- **AIM OF THE TASK**
Word for word, give the material below again, minus any images.

---

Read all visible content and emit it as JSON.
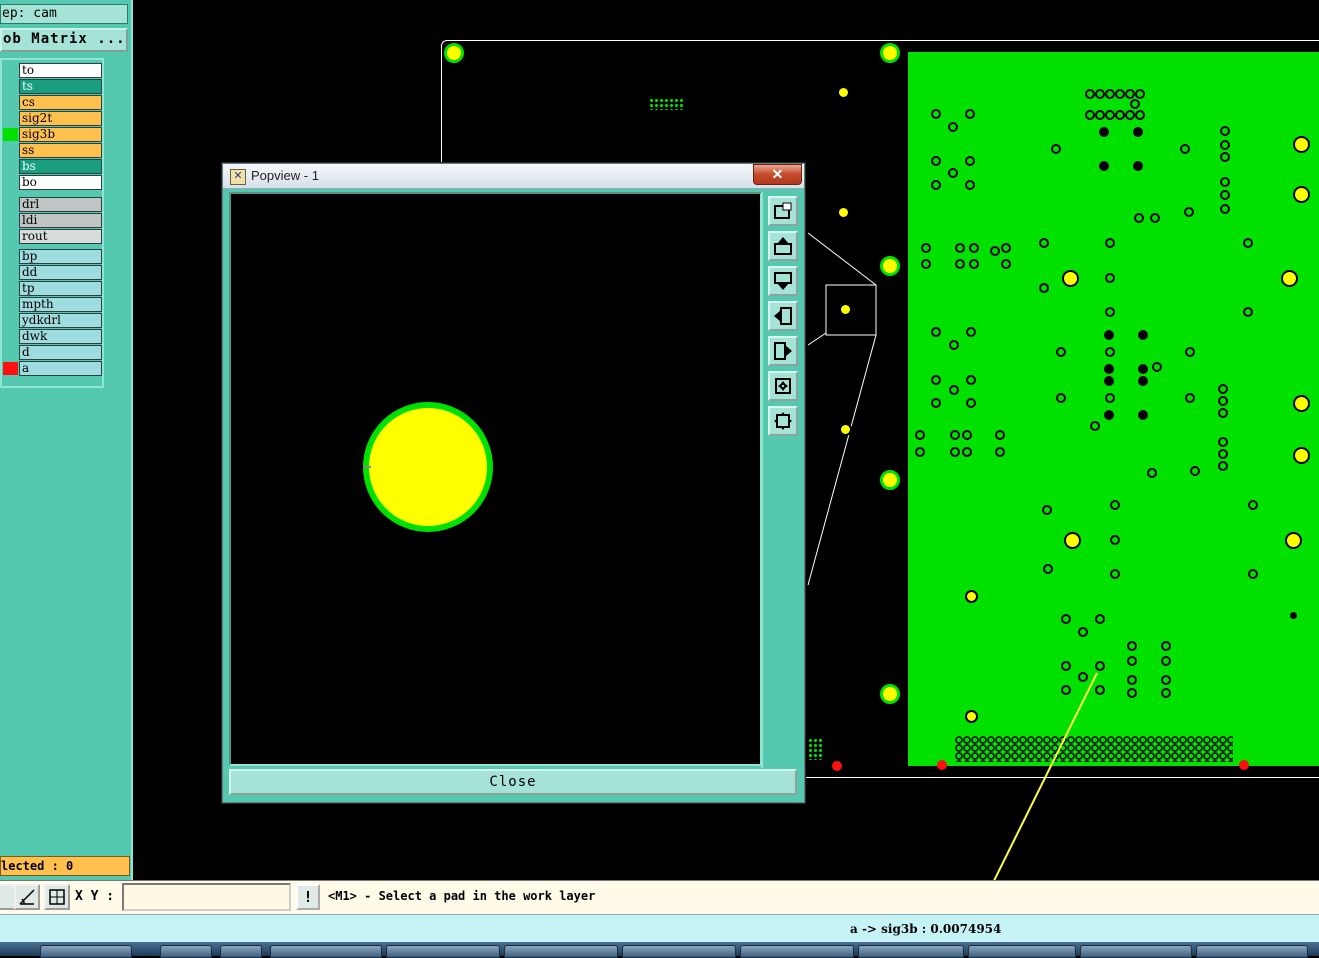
{
  "left_panel": {
    "step_label": "ep: cam",
    "matrix_button": "ob Matrix ...",
    "board_layers": [
      {
        "name": "to",
        "color": "#ffffff"
      },
      {
        "name": "ts",
        "color": "#1a9e80"
      },
      {
        "name": "cs",
        "color": "#ffc04e"
      },
      {
        "name": "sig2t",
        "color": "#ffc04e"
      },
      {
        "name": "sig3b",
        "color": "#ffc04e",
        "swatch": "#00e100"
      },
      {
        "name": "ss",
        "color": "#ffc04e"
      },
      {
        "name": "bs",
        "color": "#1a9e80"
      },
      {
        "name": "bo",
        "color": "#ffffff"
      }
    ],
    "drill_layers": [
      {
        "name": "drl",
        "color": "#bfc4c4"
      },
      {
        "name": "ldi",
        "color": "#bfc4c4"
      },
      {
        "name": "rout",
        "color": "#d8dcdc"
      }
    ],
    "misc_layers": [
      {
        "name": "bp",
        "color": "#9fdce0"
      },
      {
        "name": "dd",
        "color": "#9fdce0"
      },
      {
        "name": "tp",
        "color": "#9fdce0"
      },
      {
        "name": "mpth",
        "color": "#9fdce0"
      },
      {
        "name": "ydkdrl",
        "color": "#9fdce0"
      },
      {
        "name": "dwk",
        "color": "#9fdce0"
      },
      {
        "name": "d",
        "color": "#9fdce0"
      },
      {
        "name": "a",
        "color": "#9fdce0",
        "swatch": "#ff1010"
      }
    ],
    "selected_label": "lected : 0"
  },
  "popview": {
    "title": "Popview - 1",
    "close_label": "Close",
    "toolbar_icons": [
      "zoom-window-icon",
      "pan-up-icon",
      "pan-down-icon",
      "pan-left-icon",
      "pan-right-icon",
      "zoom-fit-icon",
      "zoom-home-icon"
    ]
  },
  "command_bar": {
    "xy_label": "X Y :",
    "xy_value": "",
    "bang_label": "!",
    "prompt": "<M1> - Select a pad in the work layer"
  },
  "status": {
    "text": "a -> sig3b : 0.0074954"
  },
  "colors": {
    "panel": "#55c9b0",
    "copper": "#00e100",
    "pad": "#ffff00",
    "annotation_arrow": "#ffff40"
  }
}
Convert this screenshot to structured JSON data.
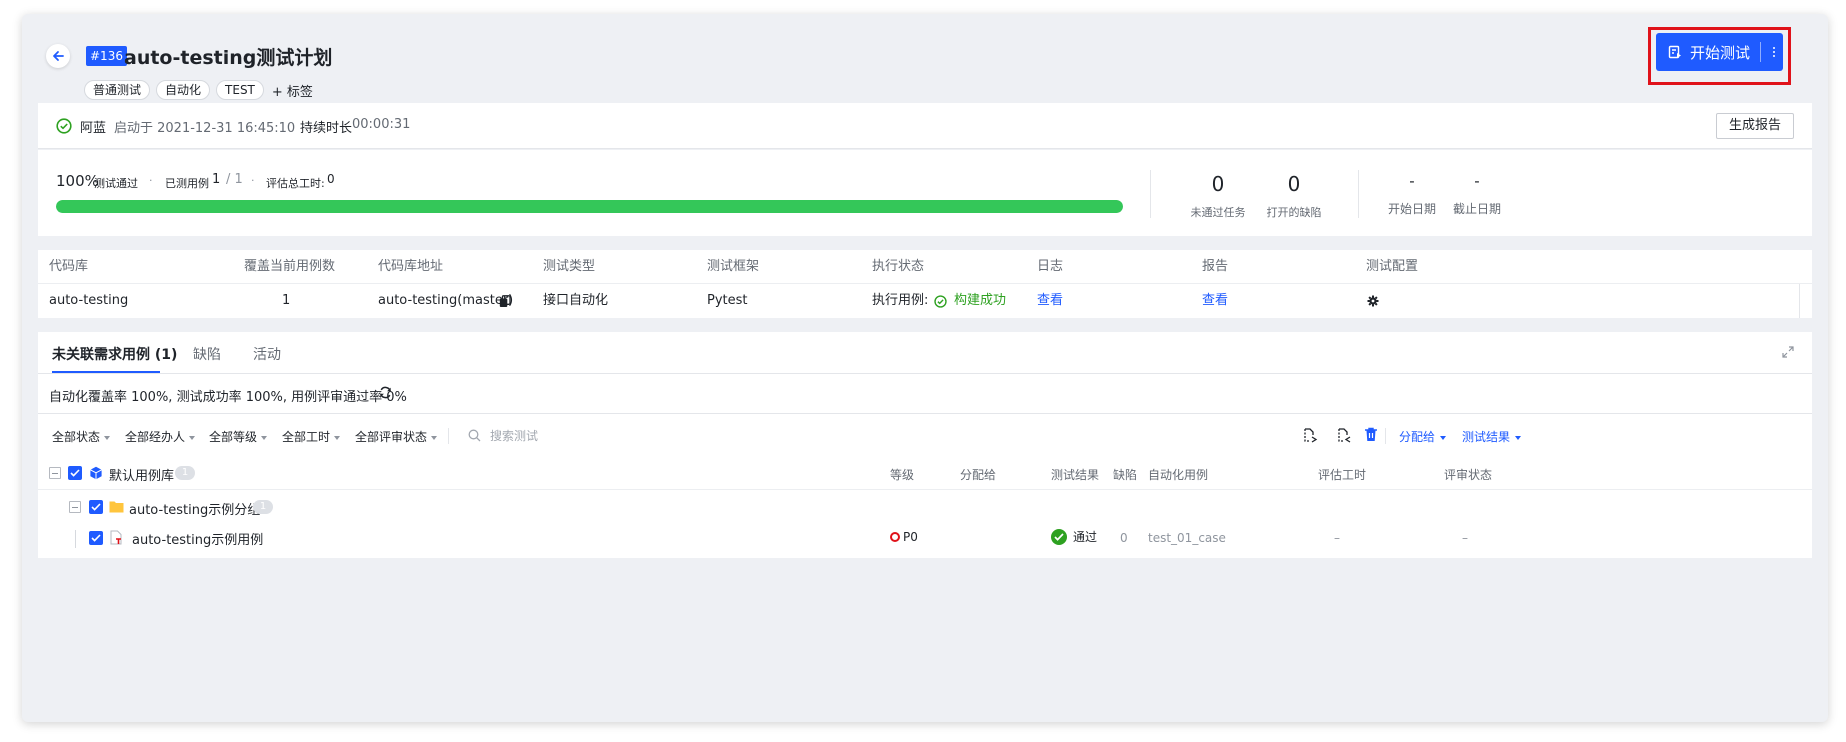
{
  "header": {
    "id_badge": "#136",
    "title": "auto-testing测试计划",
    "tags": [
      "普通测试",
      "自动化",
      "TEST"
    ],
    "add_tag_label": "+ 标签",
    "start_button_label": "开始测试"
  },
  "status": {
    "user": "阿蓝",
    "started_at": "启动于 2021-12-31 16:45:10",
    "duration_label": "持续时长",
    "duration_value": "00:00:31",
    "report_button": "生成报告"
  },
  "progress": {
    "percent_text": "100%",
    "percent_label": "测试通过",
    "dot": "·",
    "tested_label": "已测用例",
    "tested_value": "1",
    "tested_total": "/ 1",
    "hours_label": "评估总工时:",
    "hours_value": "0",
    "fill_fraction": 1.0,
    "stats": [
      {
        "value": "0",
        "label": "未通过任务"
      },
      {
        "value": "0",
        "label": "打开的缺陷"
      }
    ],
    "dates": [
      {
        "value": "-",
        "label": "开始日期"
      },
      {
        "value": "-",
        "label": "截止日期"
      }
    ]
  },
  "repo_table": {
    "headers": [
      "代码库",
      "覆盖当前用例数",
      "代码库地址",
      "测试类型",
      "测试框架",
      "执行状态",
      "日志",
      "报告",
      "测试配置"
    ],
    "row": {
      "repo": "auto-testing",
      "cases": "1",
      "address": "auto-testing(master)",
      "type": "接口自动化",
      "framework": "Pytest",
      "exec_prefix": "执行用例:",
      "exec_status": "构建成功",
      "log": "查看",
      "report": "查看"
    }
  },
  "tabs": [
    {
      "label": "未关联需求用例 (1)"
    },
    {
      "label": "缺陷"
    },
    {
      "label": "活动"
    }
  ],
  "coverage_text": "自动化覆盖率 100%, 测试成功率 100%, 用例评审通过率 0%",
  "filters": [
    "全部状态",
    "全部经办人",
    "全部等级",
    "全部工时",
    "全部评审状态"
  ],
  "search_placeholder": "搜索测试",
  "right_filters": [
    "分配给",
    "测试结果"
  ],
  "case_list": {
    "headers": [
      "等级",
      "分配给",
      "测试结果",
      "缺陷",
      "自动化用例",
      "评估工时",
      "评审状态"
    ],
    "library": {
      "name": "默认用例库",
      "count": "1"
    },
    "group": {
      "name": "auto-testing示例分组",
      "count": "1"
    },
    "case": {
      "name": "auto-testing示例用例",
      "priority": "P0",
      "result": "通过",
      "defects": "0",
      "auto_case": "test_01_case",
      "hours": "–",
      "review": "–"
    }
  },
  "colors": {
    "primary": "#1f5bff",
    "success": "#34c759",
    "highlight": "#e0121a"
  }
}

---

- **EXPECTED OUTPUT**
Read all visible content and emit it as JSON.
{
  "left_panel": {
    "step_label": "ep: cam",
    "matrix_button": "ob Matrix ...",
    "board_layers": [
      {
        "name": "to",
        "color": "#ffffff"
      },
      {
        "name": "ts",
        "color": "#1a9e80"
      },
      {
        "name": "cs",
        "color": "#ffc04e"
      },
      {
        "name": "sig2t",
        "color": "#ffc04e"
      },
      {
        "name": "sig3b",
        "color": "#ffc04e",
        "swatch": "#00e100"
      },
      {
        "name": "ss",
        "color": "#ffc04e"
      },
      {
        "name": "bs",
        "color": "#1a9e80"
      },
      {
        "name": "bo",
        "color": "#ffffff"
      }
    ],
    "drill_layers": [
      {
        "name": "drl",
        "color": "#bfc4c4"
      },
      {
        "name": "ldi",
        "color": "#bfc4c4"
      },
      {
        "name": "rout",
        "color": "#d8dcdc"
      }
    ],
    "misc_layers": [
      {
        "name": "bp",
        "color": "#9fdce0"
      },
      {
        "name": "dd",
        "color": "#9fdce0"
      },
      {
        "name": "tp",
        "color": "#9fdce0"
      },
      {
        "name": "mpth",
        "color": "#9fdce0"
      },
      {
        "name": "ydkdrl",
        "color": "#9fdce0"
      },
      {
        "name": "dwk",
        "color": "#9fdce0"
      },
      {
        "name": "d",
        "color": "#9fdce0"
      },
      {
        "name": "a",
        "color": "#9fdce0",
        "swatch": "#ff1010"
      }
    ],
    "selected_label": "lected : 0"
  },
  "popview": {
    "title": "Popview - 1",
    "close_label": "Close",
    "toolbar_icons": [
      "zoom-window-icon",
      "pan-up-icon",
      "pan-down-icon",
      "pan-left-icon",
      "pan-right-icon",
      "zoom-fit-icon",
      "zoom-home-icon"
    ]
  },
  "command_bar": {
    "xy_label": "X Y :",
    "xy_value": "",
    "bang_label": "!",
    "prompt": "<M1> - Select a pad in the work layer"
  },
  "status": {
    "text": "a -> sig3b : 0.0074954"
  },
  "colors": {
    "panel": "#55c9b0",
    "copper": "#00e100",
    "pad": "#ffff00",
    "annotation_arrow": "#ffff40"
  }
}
Convert this screenshot to structured JSON data.
{
  "header": {
    "id_badge": "#136",
    "title": "auto-testing测试计划",
    "tags": [
      "普通测试",
      "自动化",
      "TEST"
    ],
    "add_tag_label": "+ 标签",
    "start_button_label": "开始测试"
  },
  "status": {
    "user": "阿蓝",
    "started_at": "启动于 2021-12-31 16:45:10",
    "duration_label": "持续时长",
    "duration_value": "00:00:31",
    "report_button": "生成报告"
  },
  "progress": {
    "percent_text": "100%",
    "percent_label": "测试通过",
    "dot": "·",
    "tested_label": "已测用例",
    "tested_value": "1",
    "tested_total": "/ 1",
    "hours_label": "评估总工时:",
    "hours_value": "0",
    "fill_fraction": 1.0,
    "stats": [
      {
        "value": "0",
        "label": "未通过任务"
      },
      {
        "value": "0",
        "label": "打开的缺陷"
      }
    ],
    "dates": [
      {
        "value": "-",
        "label": "开始日期"
      },
      {
        "value": "-",
        "label": "截止日期"
      }
    ]
  },
  "repo_table": {
    "headers": [
      "代码库",
      "覆盖当前用例数",
      "代码库地址",
      "测试类型",
      "测试框架",
      "执行状态",
      "日志",
      "报告",
      "测试配置"
    ],
    "row": {
      "repo": "auto-testing",
      "cases": "1",
      "address": "auto-testing(master)",
      "type": "接口自动化",
      "framework": "Pytest",
      "exec_prefix": "执行用例:",
      "exec_status": "构建成功",
      "log": "查看",
      "report": "查看"
    }
  },
  "tabs": [
    {
      "label": "未关联需求用例 (1)"
    },
    {
      "label": "缺陷"
    },
    {
      "label": "活动"
    }
  ],
  "coverage_text": "自动化覆盖率 100%, 测试成功率 100%, 用例评审通过率 0%",
  "filters": [
    "全部状态",
    "全部经办人",
    "全部等级",
    "全部工时",
    "全部评审状态"
  ],
  "search_placeholder": "搜索测试",
  "right_filters": [
    "分配给",
    "测试结果"
  ],
  "case_list": {
    "headers": [
      "等级",
      "分配给",
      "测试结果",
      "缺陷",
      "自动化用例",
      "评估工时",
      "评审状态"
    ],
    "library": {
      "name": "默认用例库",
      "count": "1"
    },
    "group": {
      "name": "auto-testing示例分组",
      "count": "1"
    },
    "case": {
      "name": "auto-testing示例用例",
      "priority": "P0",
      "result": "通过",
      "defects": "0",
      "auto_case": "test_01_case",
      "hours": "–",
      "review": "–"
    }
  },
  "colors": {
    "primary": "#1f5bff",
    "success": "#34c759",
    "highlight": "#e0121a"
  }
}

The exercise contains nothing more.